Recorded information:
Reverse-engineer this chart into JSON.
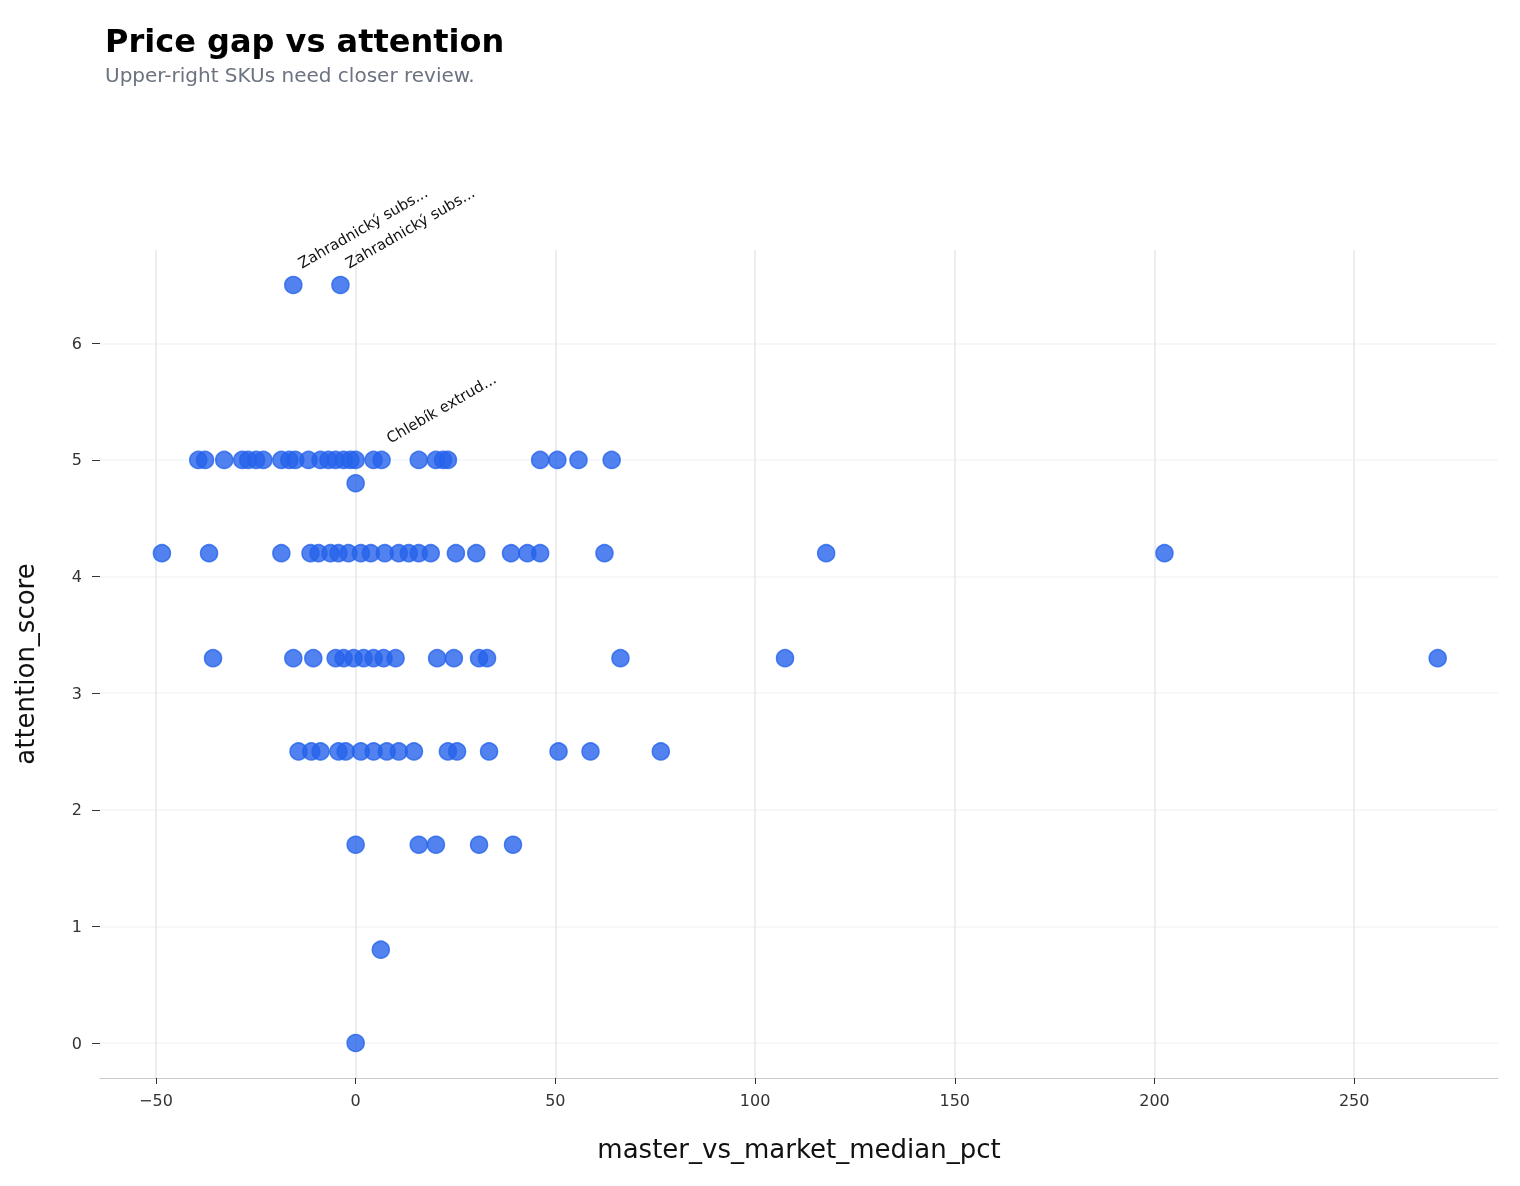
{
  "chart_data": {
    "type": "scatter",
    "title": "Price gap vs attention",
    "subtitle": "Upper-right SKUs need closer review.",
    "xlabel": "master_vs_market_median_pct",
    "ylabel": "attention_score",
    "xlim": [
      -64,
      286
    ],
    "ylim": [
      -0.3,
      6.8
    ],
    "xticks": [
      -50,
      0,
      50,
      100,
      150,
      200,
      250
    ],
    "yticks": [
      0,
      1,
      2,
      3,
      4,
      5,
      6
    ],
    "grid": true,
    "marker": "circle",
    "series": [
      {
        "color": "#2563eb",
        "x": [
          -15.6,
          -3.8,
          -39.4,
          -37.7,
          -32.9,
          -28.4,
          -26.9,
          -24.9,
          -23.1,
          -18.6,
          -16.6,
          -15.1,
          -11.8,
          -8.8,
          -6.8,
          -5,
          -3,
          -1.3,
          0,
          4.5,
          6.5,
          15.8,
          20.1,
          21.9,
          23.1,
          46.2,
          50.5,
          55.8,
          64.1,
          0,
          -48.5,
          -36.7,
          -18.6,
          -11.3,
          -9.3,
          -6.3,
          -4.3,
          -1.8,
          1.3,
          3.8,
          7.3,
          10.8,
          13.3,
          15.8,
          18.8,
          25.1,
          30.2,
          38.9,
          43,
          46.2,
          62.3,
          117.8,
          202.5,
          -35.7,
          -15.6,
          -10.6,
          -5,
          -3,
          -0.5,
          2,
          4.5,
          7,
          10,
          20.4,
          24.6,
          30.9,
          32.9,
          66.3,
          107.5,
          270.9,
          -14.3,
          -11.1,
          -8.8,
          -4.3,
          -2.5,
          1.3,
          4.5,
          7.8,
          10.8,
          14.6,
          23.1,
          25.4,
          33.4,
          50.8,
          58.8,
          76.4,
          0,
          15.8,
          20.1,
          30.9,
          39.4,
          6.3,
          0
        ],
        "values": [
          6.5,
          6.5,
          5,
          5,
          5,
          5,
          5,
          5,
          5,
          5,
          5,
          5,
          5,
          5,
          5,
          5,
          5,
          5,
          5,
          5,
          5,
          5,
          5,
          5,
          5,
          5,
          5,
          5,
          5,
          4.8,
          4.2,
          4.2,
          4.2,
          4.2,
          4.2,
          4.2,
          4.2,
          4.2,
          4.2,
          4.2,
          4.2,
          4.2,
          4.2,
          4.2,
          4.2,
          4.2,
          4.2,
          4.2,
          4.2,
          4.2,
          4.2,
          4.2,
          4.2,
          3.3,
          3.3,
          3.3,
          3.3,
          3.3,
          3.3,
          3.3,
          3.3,
          3.3,
          3.3,
          3.3,
          3.3,
          3.3,
          3.3,
          3.3,
          3.3,
          3.3,
          2.5,
          2.5,
          2.5,
          2.5,
          2.5,
          2.5,
          2.5,
          2.5,
          2.5,
          2.5,
          2.5,
          2.5,
          2.5,
          2.5,
          2.5,
          2.5,
          1.7,
          1.7,
          1.7,
          1.7,
          1.7,
          0.8,
          0
        ]
      }
    ],
    "annotations": [
      {
        "text": "Zahradnický subs...",
        "x": -15.6,
        "y": 6.5
      },
      {
        "text": "Zahradnický subs...",
        "x": -3.8,
        "y": 6.5
      },
      {
        "text": "Chlebík extrud...",
        "x": 6.5,
        "y": 5
      }
    ]
  }
}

What this task involves:
Transcribe all of the records above character for character. Exclude the pictures.

The answer:
Reverse-engineer this chart into JSON.
{
  "chart_data": {
    "type": "scatter",
    "title": "Price gap vs attention",
    "subtitle": "Upper-right SKUs need closer review.",
    "xlabel": "master_vs_market_median_pct",
    "ylabel": "attention_score",
    "xlim": [
      -64,
      286
    ],
    "ylim": [
      -0.3,
      6.8
    ],
    "xticks": [
      -50,
      0,
      50,
      100,
      150,
      200,
      250
    ],
    "yticks": [
      0,
      1,
      2,
      3,
      4,
      5,
      6
    ],
    "grid": true,
    "marker": "circle",
    "series": [
      {
        "color": "#2563eb",
        "x": [
          -15.6,
          -3.8,
          -39.4,
          -37.7,
          -32.9,
          -28.4,
          -26.9,
          -24.9,
          -23.1,
          -18.6,
          -16.6,
          -15.1,
          -11.8,
          -8.8,
          -6.8,
          -5,
          -3,
          -1.3,
          0,
          4.5,
          6.5,
          15.8,
          20.1,
          21.9,
          23.1,
          46.2,
          50.5,
          55.8,
          64.1,
          0,
          -48.5,
          -36.7,
          -18.6,
          -11.3,
          -9.3,
          -6.3,
          -4.3,
          -1.8,
          1.3,
          3.8,
          7.3,
          10.8,
          13.3,
          15.8,
          18.8,
          25.1,
          30.2,
          38.9,
          43,
          46.2,
          62.3,
          117.8,
          202.5,
          -35.7,
          -15.6,
          -10.6,
          -5,
          -3,
          -0.5,
          2,
          4.5,
          7,
          10,
          20.4,
          24.6,
          30.9,
          32.9,
          66.3,
          107.5,
          270.9,
          -14.3,
          -11.1,
          -8.8,
          -4.3,
          -2.5,
          1.3,
          4.5,
          7.8,
          10.8,
          14.6,
          23.1,
          25.4,
          33.4,
          50.8,
          58.8,
          76.4,
          0,
          15.8,
          20.1,
          30.9,
          39.4,
          6.3,
          0
        ],
        "values": [
          6.5,
          6.5,
          5,
          5,
          5,
          5,
          5,
          5,
          5,
          5,
          5,
          5,
          5,
          5,
          5,
          5,
          5,
          5,
          5,
          5,
          5,
          5,
          5,
          5,
          5,
          5,
          5,
          5,
          5,
          4.8,
          4.2,
          4.2,
          4.2,
          4.2,
          4.2,
          4.2,
          4.2,
          4.2,
          4.2,
          4.2,
          4.2,
          4.2,
          4.2,
          4.2,
          4.2,
          4.2,
          4.2,
          4.2,
          4.2,
          4.2,
          4.2,
          4.2,
          4.2,
          3.3,
          3.3,
          3.3,
          3.3,
          3.3,
          3.3,
          3.3,
          3.3,
          3.3,
          3.3,
          3.3,
          3.3,
          3.3,
          3.3,
          3.3,
          3.3,
          3.3,
          2.5,
          2.5,
          2.5,
          2.5,
          2.5,
          2.5,
          2.5,
          2.5,
          2.5,
          2.5,
          2.5,
          2.5,
          2.5,
          2.5,
          2.5,
          2.5,
          1.7,
          1.7,
          1.7,
          1.7,
          1.7,
          0.8,
          0
        ]
      }
    ],
    "annotations": [
      {
        "text": "Zahradnický subs...",
        "x": -15.6,
        "y": 6.5
      },
      {
        "text": "Zahradnický subs...",
        "x": -3.8,
        "y": 6.5
      },
      {
        "text": "Chlebík extrud...",
        "x": 6.5,
        "y": 5
      }
    ]
  }
}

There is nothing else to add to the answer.